The task:
Make an exact copy of the records, with the images left out.
# Start of Data provided
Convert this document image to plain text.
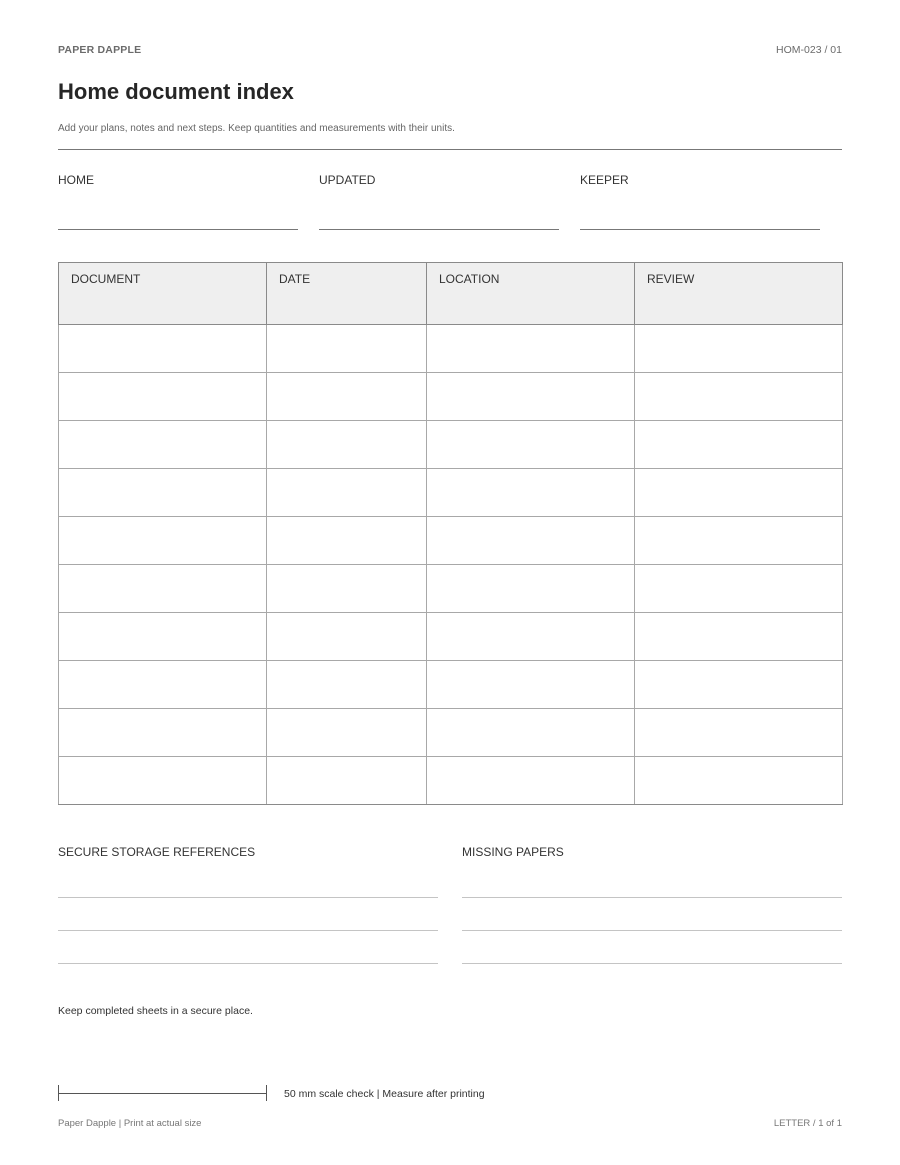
PAPER DAPPLE	HOM-023 / 01
Home document index
Add your plans, notes and next steps. Keep quantities and measurements with their units.
HOME	UPDATED	KEEPER
DOCUMENT	DATE	LOCATION	REVIEW

SECURE STORAGE REFERENCES	MISSING PAPERS
Keep completed sheets in a secure place.
50 mm scale check | Measure after printing
Paper Dapple | Print at actual size	LETTER / 1 of 1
# End of Data provided
Task response:
Convert this document image to plain text.
PAPER DAPPLE	HOM-023 / 01
Home document index
Add your plans, notes and next steps. Keep quantities and measurements with their units.
HOME	UPDATED	KEEPER
DOCUMENT	DATE	LOCATION	REVIEW

SECURE STORAGE REFERENCES	MISSING PAPERS
Keep completed sheets in a secure place.
50 mm scale check | Measure after printing
Paper Dapple | Print at actual size	LETTER / 1 of 1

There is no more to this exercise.